### LISTED RECORDS

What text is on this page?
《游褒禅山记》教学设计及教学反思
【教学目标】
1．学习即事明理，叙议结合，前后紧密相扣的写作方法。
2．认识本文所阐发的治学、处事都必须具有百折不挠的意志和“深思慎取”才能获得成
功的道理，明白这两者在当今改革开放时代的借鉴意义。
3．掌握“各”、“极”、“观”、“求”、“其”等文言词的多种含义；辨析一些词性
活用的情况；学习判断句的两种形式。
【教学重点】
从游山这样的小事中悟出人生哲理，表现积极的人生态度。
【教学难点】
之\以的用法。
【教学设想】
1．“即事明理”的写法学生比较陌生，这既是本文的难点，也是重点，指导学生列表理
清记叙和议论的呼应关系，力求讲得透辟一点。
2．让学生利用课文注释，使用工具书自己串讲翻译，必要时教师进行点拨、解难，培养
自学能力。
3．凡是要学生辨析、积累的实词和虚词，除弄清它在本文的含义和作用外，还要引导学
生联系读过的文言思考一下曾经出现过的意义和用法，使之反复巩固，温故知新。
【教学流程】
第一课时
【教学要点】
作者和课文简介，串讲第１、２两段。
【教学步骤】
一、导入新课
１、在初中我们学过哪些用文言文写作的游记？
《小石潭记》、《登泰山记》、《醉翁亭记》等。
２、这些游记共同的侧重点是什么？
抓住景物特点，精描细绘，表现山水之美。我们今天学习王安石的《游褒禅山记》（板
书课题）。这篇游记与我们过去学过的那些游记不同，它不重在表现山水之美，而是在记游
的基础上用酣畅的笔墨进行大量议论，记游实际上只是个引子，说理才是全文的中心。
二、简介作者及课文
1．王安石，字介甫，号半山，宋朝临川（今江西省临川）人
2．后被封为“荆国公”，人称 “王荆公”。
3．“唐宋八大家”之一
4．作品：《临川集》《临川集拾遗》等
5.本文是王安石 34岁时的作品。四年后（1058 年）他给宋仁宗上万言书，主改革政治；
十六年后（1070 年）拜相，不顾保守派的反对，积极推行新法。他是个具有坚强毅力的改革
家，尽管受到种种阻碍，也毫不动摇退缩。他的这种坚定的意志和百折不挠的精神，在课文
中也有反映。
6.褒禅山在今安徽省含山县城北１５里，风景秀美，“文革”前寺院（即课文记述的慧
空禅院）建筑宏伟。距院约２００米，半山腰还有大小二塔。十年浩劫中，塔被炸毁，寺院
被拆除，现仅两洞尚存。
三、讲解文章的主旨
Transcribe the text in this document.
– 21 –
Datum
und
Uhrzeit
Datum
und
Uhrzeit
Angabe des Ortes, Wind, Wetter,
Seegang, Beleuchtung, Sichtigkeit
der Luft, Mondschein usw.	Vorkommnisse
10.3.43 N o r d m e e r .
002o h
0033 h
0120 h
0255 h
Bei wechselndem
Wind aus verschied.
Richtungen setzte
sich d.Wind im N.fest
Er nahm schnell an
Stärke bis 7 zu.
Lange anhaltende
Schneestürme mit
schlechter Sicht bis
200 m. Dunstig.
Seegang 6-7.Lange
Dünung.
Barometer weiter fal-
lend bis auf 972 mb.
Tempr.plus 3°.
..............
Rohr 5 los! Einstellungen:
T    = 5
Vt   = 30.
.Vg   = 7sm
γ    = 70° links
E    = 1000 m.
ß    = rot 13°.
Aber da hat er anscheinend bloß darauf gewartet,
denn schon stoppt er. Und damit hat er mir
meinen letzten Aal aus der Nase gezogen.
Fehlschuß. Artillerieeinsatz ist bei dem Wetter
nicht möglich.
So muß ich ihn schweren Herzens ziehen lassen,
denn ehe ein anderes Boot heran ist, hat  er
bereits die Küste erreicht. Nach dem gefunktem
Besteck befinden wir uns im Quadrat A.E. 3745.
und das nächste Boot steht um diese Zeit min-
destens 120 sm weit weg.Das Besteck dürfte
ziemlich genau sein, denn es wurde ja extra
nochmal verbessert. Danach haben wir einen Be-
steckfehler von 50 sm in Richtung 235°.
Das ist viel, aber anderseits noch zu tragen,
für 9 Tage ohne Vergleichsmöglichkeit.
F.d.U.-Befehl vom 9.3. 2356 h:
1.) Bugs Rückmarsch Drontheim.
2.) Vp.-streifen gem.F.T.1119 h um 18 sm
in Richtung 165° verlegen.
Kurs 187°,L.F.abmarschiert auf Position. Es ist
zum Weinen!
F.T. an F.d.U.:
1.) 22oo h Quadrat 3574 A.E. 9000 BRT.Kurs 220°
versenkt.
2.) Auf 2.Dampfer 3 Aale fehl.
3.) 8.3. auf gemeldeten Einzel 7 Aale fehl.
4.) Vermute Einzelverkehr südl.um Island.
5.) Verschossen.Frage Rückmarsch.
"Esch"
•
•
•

### GIVEN EXERCISE
Please reproduce all of the entries exactly as they stand.

### THE OUTPUT
What text is on this page?
《游褒禅山记》教学设计及教学反思
【教学目标】
1．学习即事明理，叙议结合，前后紧密相扣的写作方法。
2．认识本文所阐发的治学、处事都必须具有百折不挠的意志和“深思慎取”才能获得成
功的道理，明白这两者在当今改革开放时代的借鉴意义。
3．掌握“各”、“极”、“观”、“求”、“其”等文言词的多种含义；辨析一些词性
活用的情况；学习判断句的两种形式。
【教学重点】
从游山这样的小事中悟出人生哲理，表现积极的人生态度。
【教学难点】
之\以的用法。
【教学设想】
1．“即事明理”的写法学生比较陌生，这既是本文的难点，也是重点，指导学生列表理
清记叙和议论的呼应关系，力求讲得透辟一点。
2．让学生利用课文注释，使用工具书自己串讲翻译，必要时教师进行点拨、解难，培养
自学能力。
3．凡是要学生辨析、积累的实词和虚词，除弄清它在本文的含义和作用外，还要引导学
生联系读过的文言思考一下曾经出现过的意义和用法，使之反复巩固，温故知新。
【教学流程】
第一课时
【教学要点】
作者和课文简介，串讲第１、２两段。
【教学步骤】
一、导入新课
１、在初中我们学过哪些用文言文写作的游记？
《小石潭记》、《登泰山记》、《醉翁亭记》等。
２、这些游记共同的侧重点是什么？
抓住景物特点，精描细绘，表现山水之美。我们今天学习王安石的《游褒禅山记》（板
书课题）。这篇游记与我们过去学过的那些游记不同，它不重在表现山水之美，而是在记游
的基础上用酣畅的笔墨进行大量议论，记游实际上只是个引子，说理才是全文的中心。
二、简介作者及课文
1．王安石，字介甫，号半山，宋朝临川（今江西省临川）人
2．后被封为“荆国公”，人称 “王荆公”。
3．“唐宋八大家”之一
4．作品：《临川集》《临川集拾遗》等
5.本文是王安石 34岁时的作品。四年后（1058 年）他给宋仁宗上万言书，主改革政治；
十六年后（1070 年）拜相，不顾保守派的反对，积极推行新法。他是个具有坚强毅力的改革
家，尽管受到种种阻碍，也毫不动摇退缩。他的这种坚定的意志和百折不挠的精神，在课文
中也有反映。
6.褒禅山在今安徽省含山县城北１５里，风景秀美，“文革”前寺院（即课文记述的慧
空禅院）建筑宏伟。距院约２００米，半山腰还有大小二塔。十年浩劫中，塔被炸毁，寺院
被拆除，现仅两洞尚存。
三、讲解文章的主旨
Transcribe the text in this document.
– 21 –
Datum
und
Uhrzeit
Datum
und
Uhrzeit
Angabe des Ortes, Wind, Wetter,
Seegang, Beleuchtung, Sichtigkeit
der Luft, Mondschein usw.	Vorkommnisse
10.3.43 N o r d m e e r .
002o h
0033 h
0120 h
0255 h
Bei wechselndem
Wind aus verschied.
Richtungen setzte
sich d.Wind im N.fest
Er nahm schnell an
Stärke bis 7 zu.
Lange anhaltende
Schneestürme mit
schlechter Sicht bis
200 m. Dunstig.
Seegang 6-7.Lange
Dünung.
Barometer weiter fal-
lend bis auf 972 mb.
Tempr.plus 3°.
..............
Rohr 5 los! Einstellungen:
T    = 5
Vt   = 30.
.Vg   = 7sm
γ    = 70° links
E    = 1000 m.
ß    = rot 13°.
Aber da hat er anscheinend bloß darauf gewartet,
denn schon stoppt er. Und damit hat er mir
meinen letzten Aal aus der Nase gezogen.
Fehlschuß. Artillerieeinsatz ist bei dem Wetter
nicht möglich.
So muß ich ihn schweren Herzens ziehen lassen,
denn ehe ein anderes Boot heran ist, hat  er
bereits die Küste erreicht. Nach dem gefunktem
Besteck befinden wir uns im Quadrat A.E. 3745.
und das nächste Boot steht um diese Zeit min-
destens 120 sm weit weg.Das Besteck dürfte
ziemlich genau sein, denn es wurde ja extra
nochmal verbessert. Danach haben wir einen Be-
steckfehler von 50 sm in Richtung 235°.
Das ist viel, aber anderseits noch zu tragen,
für 9 Tage ohne Vergleichsmöglichkeit.
F.d.U.-Befehl vom 9.3. 2356 h:
1.) Bugs Rückmarsch Drontheim.
2.) Vp.-streifen gem.F.T.1119 h um 18 sm
in Richtung 165° verlegen.
Kurs 187°,L.F.abmarschiert auf Position. Es ist
zum Weinen!
F.T. an F.d.U.:
1.) 22oo h Quadrat 3574 A.E. 9000 BRT.Kurs 220°
versenkt.
2.) Auf 2.Dampfer 3 Aale fehl.
3.) 8.3. auf gemeldeten Einzel 7 Aale fehl.
4.) Vermute Einzelverkehr südl.um Island.
5.) Verschossen.Frage Rückmarsch.
"Esch"
•
•
•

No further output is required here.